──────── Dataset content ────────

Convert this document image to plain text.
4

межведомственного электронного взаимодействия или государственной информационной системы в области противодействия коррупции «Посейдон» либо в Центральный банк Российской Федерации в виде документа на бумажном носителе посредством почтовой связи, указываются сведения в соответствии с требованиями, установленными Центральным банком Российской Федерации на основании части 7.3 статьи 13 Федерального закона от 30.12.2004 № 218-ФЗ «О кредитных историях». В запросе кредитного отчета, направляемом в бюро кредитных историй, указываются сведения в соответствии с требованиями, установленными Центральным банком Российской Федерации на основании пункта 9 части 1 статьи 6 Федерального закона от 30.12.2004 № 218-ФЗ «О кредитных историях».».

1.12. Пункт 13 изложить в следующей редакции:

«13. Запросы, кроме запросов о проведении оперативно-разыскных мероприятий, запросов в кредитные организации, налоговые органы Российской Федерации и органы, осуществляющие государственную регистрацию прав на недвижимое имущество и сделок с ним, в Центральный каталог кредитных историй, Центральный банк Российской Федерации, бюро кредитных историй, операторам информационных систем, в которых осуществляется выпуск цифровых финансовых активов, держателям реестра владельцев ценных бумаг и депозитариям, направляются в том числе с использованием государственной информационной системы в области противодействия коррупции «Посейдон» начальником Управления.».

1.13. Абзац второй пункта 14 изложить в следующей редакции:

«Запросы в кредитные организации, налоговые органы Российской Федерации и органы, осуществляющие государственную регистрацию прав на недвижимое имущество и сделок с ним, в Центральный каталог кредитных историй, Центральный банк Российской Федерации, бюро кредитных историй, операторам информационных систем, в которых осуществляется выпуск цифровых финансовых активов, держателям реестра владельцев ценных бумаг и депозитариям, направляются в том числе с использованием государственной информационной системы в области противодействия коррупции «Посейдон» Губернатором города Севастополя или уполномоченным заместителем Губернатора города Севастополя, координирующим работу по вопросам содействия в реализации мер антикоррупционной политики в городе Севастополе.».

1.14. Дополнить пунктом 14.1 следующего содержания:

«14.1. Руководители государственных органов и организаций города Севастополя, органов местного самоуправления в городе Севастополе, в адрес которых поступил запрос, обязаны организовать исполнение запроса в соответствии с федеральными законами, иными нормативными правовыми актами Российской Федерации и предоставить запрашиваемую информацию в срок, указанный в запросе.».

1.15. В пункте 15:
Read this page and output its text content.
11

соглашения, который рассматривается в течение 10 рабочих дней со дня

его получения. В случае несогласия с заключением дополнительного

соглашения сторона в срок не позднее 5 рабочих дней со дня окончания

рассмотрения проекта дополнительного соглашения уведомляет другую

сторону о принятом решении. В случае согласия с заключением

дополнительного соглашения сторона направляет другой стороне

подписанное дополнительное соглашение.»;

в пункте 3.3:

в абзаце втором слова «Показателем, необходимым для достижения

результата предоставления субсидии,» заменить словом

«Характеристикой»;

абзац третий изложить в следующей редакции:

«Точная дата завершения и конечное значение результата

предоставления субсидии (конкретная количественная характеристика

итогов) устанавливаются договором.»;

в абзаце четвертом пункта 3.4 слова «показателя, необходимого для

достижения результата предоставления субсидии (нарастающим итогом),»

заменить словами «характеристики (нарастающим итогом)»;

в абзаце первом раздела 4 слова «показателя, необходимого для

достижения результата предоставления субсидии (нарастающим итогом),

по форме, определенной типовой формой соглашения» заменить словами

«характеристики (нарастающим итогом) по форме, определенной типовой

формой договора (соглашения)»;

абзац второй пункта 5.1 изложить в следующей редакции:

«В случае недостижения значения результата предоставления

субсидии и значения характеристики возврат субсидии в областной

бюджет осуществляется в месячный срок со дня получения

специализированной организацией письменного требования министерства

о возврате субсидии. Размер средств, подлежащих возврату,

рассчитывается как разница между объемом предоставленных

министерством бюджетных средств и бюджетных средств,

────────

What the task requires:
Please quote every record above exactly as it appears.

Final result:
Convert this document image to plain text.
4

межведомственного электронного взаимодействия или государственной информационной системы в области противодействия коррупции «Посейдон» либо в Центральный банк Российской Федерации в виде документа на бумажном носителе посредством почтовой связи, указываются сведения в соответствии с требованиями, установленными Центральным банком Российской Федерации на основании части 7.3 статьи 13 Федерального закона от 30.12.2004 № 218-ФЗ «О кредитных историях». В запросе кредитного отчета, направляемом в бюро кредитных историй, указываются сведения в соответствии с требованиями, установленными Центральным банком Российской Федерации на основании пункта 9 части 1 статьи 6 Федерального закона от 30.12.2004 № 218-ФЗ «О кредитных историях».».

1.12. Пункт 13 изложить в следующей редакции:

«13. Запросы, кроме запросов о проведении оперативно-разыскных мероприятий, запросов в кредитные организации, налоговые органы Российской Федерации и органы, осуществляющие государственную регистрацию прав на недвижимое имущество и сделок с ним, в Центральный каталог кредитных историй, Центральный банк Российской Федерации, бюро кредитных историй, операторам информационных систем, в которых осуществляется выпуск цифровых финансовых активов, держателям реестра владельцев ценных бумаг и депозитариям, направляются в том числе с использованием государственной информационной системы в области противодействия коррупции «Посейдон» начальником Управления.».

1.13. Абзац второй пункта 14 изложить в следующей редакции:

«Запросы в кредитные организации, налоговые органы Российской Федерации и органы, осуществляющие государственную регистрацию прав на недвижимое имущество и сделок с ним, в Центральный каталог кредитных историй, Центральный банк Российской Федерации, бюро кредитных историй, операторам информационных систем, в которых осуществляется выпуск цифровых финансовых активов, держателям реестра владельцев ценных бумаг и депозитариям, направляются в том числе с использованием государственной информационной системы в области противодействия коррупции «Посейдон» Губернатором города Севастополя или уполномоченным заместителем Губернатора города Севастополя, координирующим работу по вопросам содействия в реализации мер антикоррупционной политики в городе Севастополе.».

1.14. Дополнить пунктом 14.1 следующего содержания:

«14.1. Руководители государственных органов и организаций города Севастополя, органов местного самоуправления в городе Севастополе, в адрес которых поступил запрос, обязаны организовать исполнение запроса в соответствии с федеральными законами, иными нормативными правовыми актами Российской Федерации и предоставить запрашиваемую информацию в срок, указанный в запросе.».

1.15. В пункте 15:
Read this page and output its text content.
11

соглашения, который рассматривается в течение 10 рабочих дней со дня

его получения. В случае несогласия с заключением дополнительного

соглашения сторона в срок не позднее 5 рабочих дней со дня окончания

рассмотрения проекта дополнительного соглашения уведомляет другую

сторону о принятом решении. В случае согласия с заключением

дополнительного соглашения сторона направляет другой стороне

подписанное дополнительное соглашение.»;

в пункте 3.3:

в абзаце втором слова «Показателем, необходимым для достижения

результата предоставления субсидии,» заменить словом

«Характеристикой»;

абзац третий изложить в следующей редакции:

«Точная дата завершения и конечное значение результата

предоставления субсидии (конкретная количественная характеристика

итогов) устанавливаются договором.»;

в абзаце четвертом пункта 3.4 слова «показателя, необходимого для

достижения результата предоставления субсидии (нарастающим итогом),»

заменить словами «характеристики (нарастающим итогом)»;

в абзаце первом раздела 4 слова «показателя, необходимого для

достижения результата предоставления субсидии (нарастающим итогом),

по форме, определенной типовой формой соглашения» заменить словами

«характеристики (нарастающим итогом) по форме, определенной типовой

формой договора (соглашения)»;

абзац второй пункта 5.1 изложить в следующей редакции:

«В случае недостижения значения результата предоставления

субсидии и значения характеристики возврат субсидии в областной

бюджет осуществляется в месячный срок со дня получения

специализированной организацией письменного требования министерства

о возврате субсидии. Размер средств, подлежащих возврату,

рассчитывается как разница между объемом предоставленных

министерством бюджетных средств и бюджетных средств,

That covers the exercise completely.